## EXERCISE GOAL
Output all entries verbatim. Skip pictures.

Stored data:
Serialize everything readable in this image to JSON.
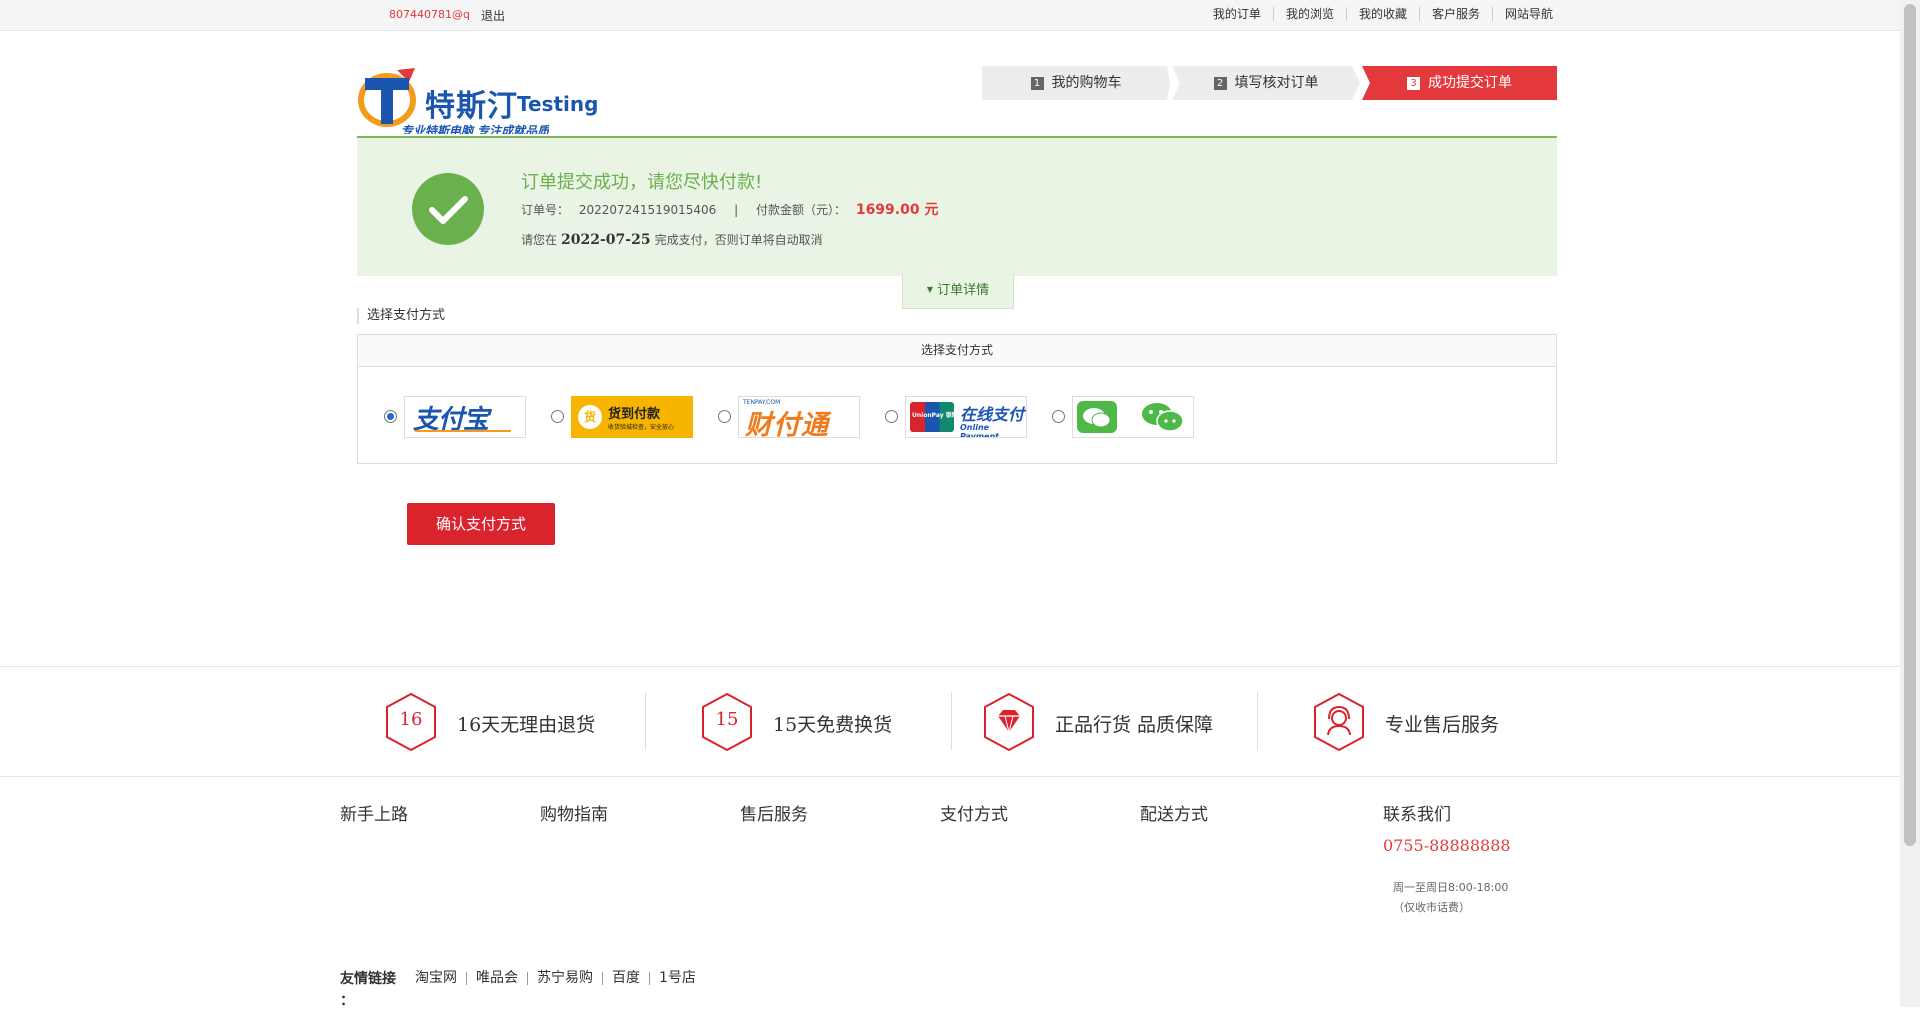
{
  "topbar": {
    "user": "807440781@q",
    "logout": "退出",
    "links": [
      "我的订单",
      "我的浏览",
      "我的收藏",
      "客户服务",
      "网站导航"
    ]
  },
  "logo": {
    "brand_cn": "特斯汀",
    "brand_en": "Testing",
    "slogan": "专业特斯电脑 专注成就品质"
  },
  "steps": [
    {
      "num": "1",
      "label": "我的购物车"
    },
    {
      "num": "2",
      "label": "填写核对订单"
    },
    {
      "num": "3",
      "label": "成功提交订单"
    }
  ],
  "success": {
    "title": "订单提交成功，请您尽快付款!",
    "order_label": "订单号：",
    "order_no": "202207241519015406",
    "separator": "|",
    "amount_label": "付款金额（元）：",
    "amount": "1699.00 元",
    "deadline_prefix": "请您在",
    "deadline_date": "2022-07-25",
    "deadline_suffix": "完成支付，否则订单将自动取消",
    "detail_tab": "订单详情"
  },
  "payment": {
    "section_title": "选择支付方式",
    "box_title": "选择支付方式",
    "methods": [
      {
        "name": "支付宝",
        "selected": true
      },
      {
        "name": "货到付款",
        "sub": "收货验城检查，安全放心",
        "selected": false
      },
      {
        "name": "财付通",
        "sub": "TENPAY.COM",
        "selected": false
      },
      {
        "name": "在线支付",
        "sub": "Online Payment",
        "badge": "UnionPay 银联",
        "selected": false
      },
      {
        "name": "微信支付",
        "selected": false
      }
    ],
    "confirm": "确认支付方式"
  },
  "services": [
    {
      "icon": "16",
      "label": "16天无理由退货"
    },
    {
      "icon": "15",
      "label": "15天免费换货"
    },
    {
      "icon": "diamond-icon",
      "label": "正品行货 品质保障"
    },
    {
      "icon": "headset-icon",
      "label": "专业售后服务"
    }
  ],
  "footer": {
    "columns": [
      "新手上路",
      "购物指南",
      "售后服务",
      "支付方式",
      "配送方式"
    ],
    "contact_title": "联系我们",
    "phone": "0755-88888888",
    "hours": "周一至周日8:00-18:00",
    "hours_note": "（仅收市话费）",
    "friends_title": "友情链接",
    "friends_colon": "：",
    "friends": [
      "淘宝网",
      "唯品会",
      "苏宁易购",
      "百度",
      "1号店"
    ]
  },
  "colors": {
    "accent": "#e4393c",
    "success_green": "#6ab04c",
    "success_bg": "#e9f4e4",
    "brand_blue": "#1a56b0"
  }
}
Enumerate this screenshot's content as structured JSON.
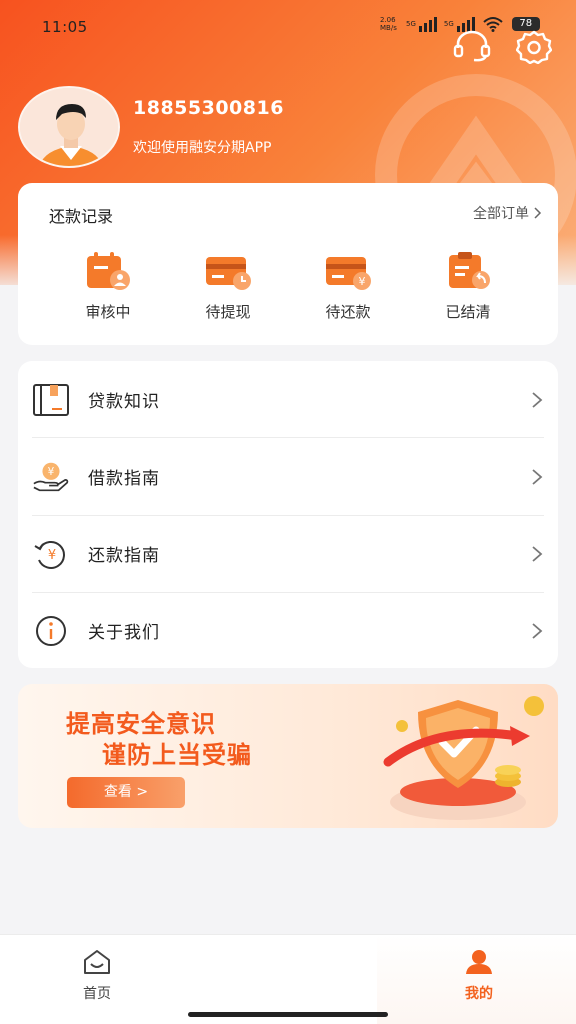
{
  "status_bar": {
    "time": "11:05",
    "net_speed_value": "2.06",
    "net_speed_unit": "MB/s",
    "signal_1": "5G",
    "signal_2": "5G",
    "battery": "78"
  },
  "profile": {
    "phone": "18855300816",
    "welcome": "欢迎使用融安分期APP"
  },
  "repay_records": {
    "title": "还款记录",
    "all_orders": "全部订单",
    "items": [
      {
        "label": "审核中",
        "icon": "review-icon"
      },
      {
        "label": "待提现",
        "icon": "withdraw-icon"
      },
      {
        "label": "待还款",
        "icon": "repay-card-icon"
      },
      {
        "label": "已结清",
        "icon": "settled-icon"
      }
    ]
  },
  "menu": [
    {
      "label": "贷款知识",
      "icon": "book-icon"
    },
    {
      "label": "借款指南",
      "icon": "coin-hand-icon"
    },
    {
      "label": "还款指南",
      "icon": "refund-icon"
    },
    {
      "label": "关于我们",
      "icon": "info-icon"
    }
  ],
  "banner": {
    "line1": "提高安全意识",
    "line2": "谨防上当受骗",
    "button": "查看 >"
  },
  "tabbar": {
    "home": "首页",
    "mine": "我的"
  },
  "colors": {
    "accent": "#f3621f",
    "hero_start": "#f7521f",
    "hero_end": "#fbb07a"
  }
}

## COMPLETED TASK
Serialize everything readable in this image to JSON.
{
  "topbar": {
    "user": "807440781@q",
    "logout": "退出",
    "links": [
      "我的订单",
      "我的浏览",
      "我的收藏",
      "客户服务",
      "网站导航"
    ]
  },
  "logo": {
    "brand_cn": "特斯汀",
    "brand_en": "Testing",
    "slogan": "专业特斯电脑 专注成就品质"
  },
  "steps": [
    {
      "num": "1",
      "label": "我的购物车"
    },
    {
      "num": "2",
      "label": "填写核对订单"
    },
    {
      "num": "3",
      "label": "成功提交订单"
    }
  ],
  "success": {
    "title": "订单提交成功，请您尽快付款!",
    "order_label": "订单号：",
    "order_no": "202207241519015406",
    "separator": "|",
    "amount_label": "付款金额（元）：",
    "amount": "1699.00 元",
    "deadline_prefix": "请您在",
    "deadline_date": "2022-07-25",
    "deadline_suffix": "完成支付，否则订单将自动取消",
    "detail_tab": "订单详情"
  },
  "payment": {
    "section_title": "选择支付方式",
    "box_title": "选择支付方式",
    "methods": [
      {
        "name": "支付宝",
        "selected": true
      },
      {
        "name": "货到付款",
        "sub": "收货验城检查，安全放心",
        "selected": false
      },
      {
        "name": "财付通",
        "sub": "TENPAY.COM",
        "selected": false
      },
      {
        "name": "在线支付",
        "sub": "Online Payment",
        "badge": "UnionPay 银联",
        "selected": false
      },
      {
        "name": "微信支付",
        "selected": false
      }
    ],
    "confirm": "确认支付方式"
  },
  "services": [
    {
      "icon": "16",
      "label": "16天无理由退货"
    },
    {
      "icon": "15",
      "label": "15天免费换货"
    },
    {
      "icon": "diamond-icon",
      "label": "正品行货 品质保障"
    },
    {
      "icon": "headset-icon",
      "label": "专业售后服务"
    }
  ],
  "footer": {
    "columns": [
      "新手上路",
      "购物指南",
      "售后服务",
      "支付方式",
      "配送方式"
    ],
    "contact_title": "联系我们",
    "phone": "0755-88888888",
    "hours": "周一至周日8:00-18:00",
    "hours_note": "（仅收市话费）",
    "friends_title": "友情链接",
    "friends_colon": "：",
    "friends": [
      "淘宝网",
      "唯品会",
      "苏宁易购",
      "百度",
      "1号店"
    ]
  },
  "colors": {
    "accent": "#e4393c",
    "success_green": "#6ab04c",
    "success_bg": "#e9f4e4",
    "brand_blue": "#1a56b0"
  }
}
Enumerate this screenshot's content as structured JSON.
{
  "status_bar": {
    "time": "11:05",
    "net_speed_value": "2.06",
    "net_speed_unit": "MB/s",
    "signal_1": "5G",
    "signal_2": "5G",
    "battery": "78"
  },
  "profile": {
    "phone": "18855300816",
    "welcome": "欢迎使用融安分期APP"
  },
  "repay_records": {
    "title": "还款记录",
    "all_orders": "全部订单",
    "items": [
      {
        "label": "审核中",
        "icon": "review-icon"
      },
      {
        "label": "待提现",
        "icon": "withdraw-icon"
      },
      {
        "label": "待还款",
        "icon": "repay-card-icon"
      },
      {
        "label": "已结清",
        "icon": "settled-icon"
      }
    ]
  },
  "menu": [
    {
      "label": "贷款知识",
      "icon": "book-icon"
    },
    {
      "label": "借款指南",
      "icon": "coin-hand-icon"
    },
    {
      "label": "还款指南",
      "icon": "refund-icon"
    },
    {
      "label": "关于我们",
      "icon": "info-icon"
    }
  ],
  "banner": {
    "line1": "提高安全意识",
    "line2": "谨防上当受骗",
    "button": "查看 >"
  },
  "tabbar": {
    "home": "首页",
    "mine": "我的"
  },
  "colors": {
    "accent": "#f3621f",
    "hero_start": "#f7521f",
    "hero_end": "#fbb07a"
  }
}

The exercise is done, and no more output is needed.